**What the task asks:** Omit all images, then return the remaining material exactly as it stands.

**Supplied material:**
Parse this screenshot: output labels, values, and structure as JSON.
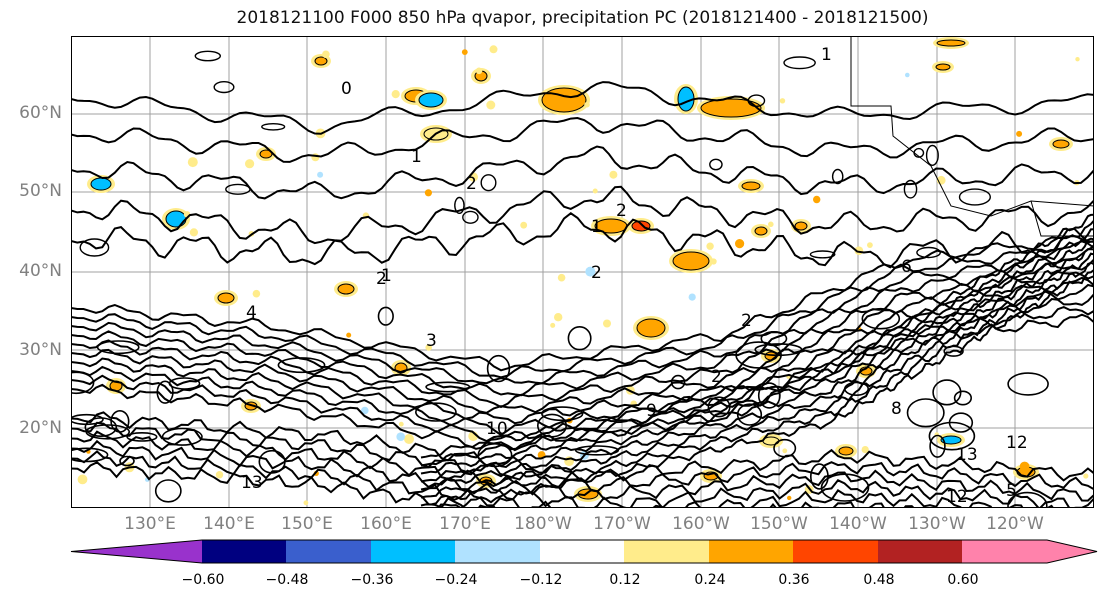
{
  "title": "2018121100 F000 850 hPa qvapor, precipitation PC (2018121400 - 2018121500)",
  "map": {
    "lat_labels": [
      "60°N",
      "50°N",
      "40°N",
      "30°N",
      "20°N"
    ],
    "lat_values": [
      60,
      50,
      40,
      30,
      20
    ],
    "lon_labels": [
      "130°E",
      "140°E",
      "150°E",
      "160°E",
      "170°E",
      "180°W",
      "170°W",
      "160°W",
      "150°W",
      "140°W",
      "130°W",
      "120°W"
    ],
    "contour_labels": [
      "1",
      "0",
      "1",
      "2",
      "1",
      "2",
      "2",
      "1",
      "2",
      "4",
      "2",
      "3",
      "2",
      "6",
      "8",
      "12",
      "13",
      "10",
      "9",
      "13",
      "12",
      "5"
    ],
    "contour_color": "#000000",
    "grid_color": "#a0a0a0"
  },
  "colorbar": {
    "colors": [
      "#9932cc",
      "#000080",
      "#3a5fcd",
      "#00bfff",
      "#b0e2ff",
      "#ffffff",
      "#ffec8b",
      "#ffa500",
      "#ff4500",
      "#b22222",
      "#ff82ab",
      "#ff82ab"
    ],
    "tick_labels": [
      "−0.60",
      "−0.48",
      "−0.36",
      "−0.24",
      "−0.12",
      "0.12",
      "0.24",
      "0.36",
      "0.48",
      "0.60"
    ],
    "tick_values": [
      -0.6,
      -0.48,
      -0.36,
      -0.24,
      -0.12,
      0.12,
      0.24,
      0.36,
      0.48,
      0.6
    ]
  }
}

**Solution:**
Parse this screenshot: output labels, values, and structure as JSON.
{
  "title": "2018121100 F000 850 hPa qvapor, precipitation PC (2018121400 - 2018121500)",
  "map": {
    "lat_labels": [
      "60°N",
      "50°N",
      "40°N",
      "30°N",
      "20°N"
    ],
    "lat_values": [
      60,
      50,
      40,
      30,
      20
    ],
    "lon_labels": [
      "130°E",
      "140°E",
      "150°E",
      "160°E",
      "170°E",
      "180°W",
      "170°W",
      "160°W",
      "150°W",
      "140°W",
      "130°W",
      "120°W"
    ],
    "contour_labels": [
      "1",
      "0",
      "1",
      "2",
      "1",
      "2",
      "2",
      "1",
      "2",
      "4",
      "2",
      "3",
      "2",
      "6",
      "8",
      "12",
      "13",
      "10",
      "9",
      "13",
      "12",
      "5"
    ],
    "contour_color": "#000000",
    "grid_color": "#a0a0a0"
  },
  "colorbar": {
    "colors": [
      "#9932cc",
      "#000080",
      "#3a5fcd",
      "#00bfff",
      "#b0e2ff",
      "#ffffff",
      "#ffec8b",
      "#ffa500",
      "#ff4500",
      "#b22222",
      "#ff82ab",
      "#ff82ab"
    ],
    "tick_labels": [
      "−0.60",
      "−0.48",
      "−0.36",
      "−0.24",
      "−0.12",
      "0.12",
      "0.24",
      "0.36",
      "0.48",
      "0.60"
    ],
    "tick_values": [
      -0.6,
      -0.48,
      -0.36,
      -0.24,
      -0.12,
      0.12,
      0.24,
      0.36,
      0.48,
      0.6
    ]
  }
}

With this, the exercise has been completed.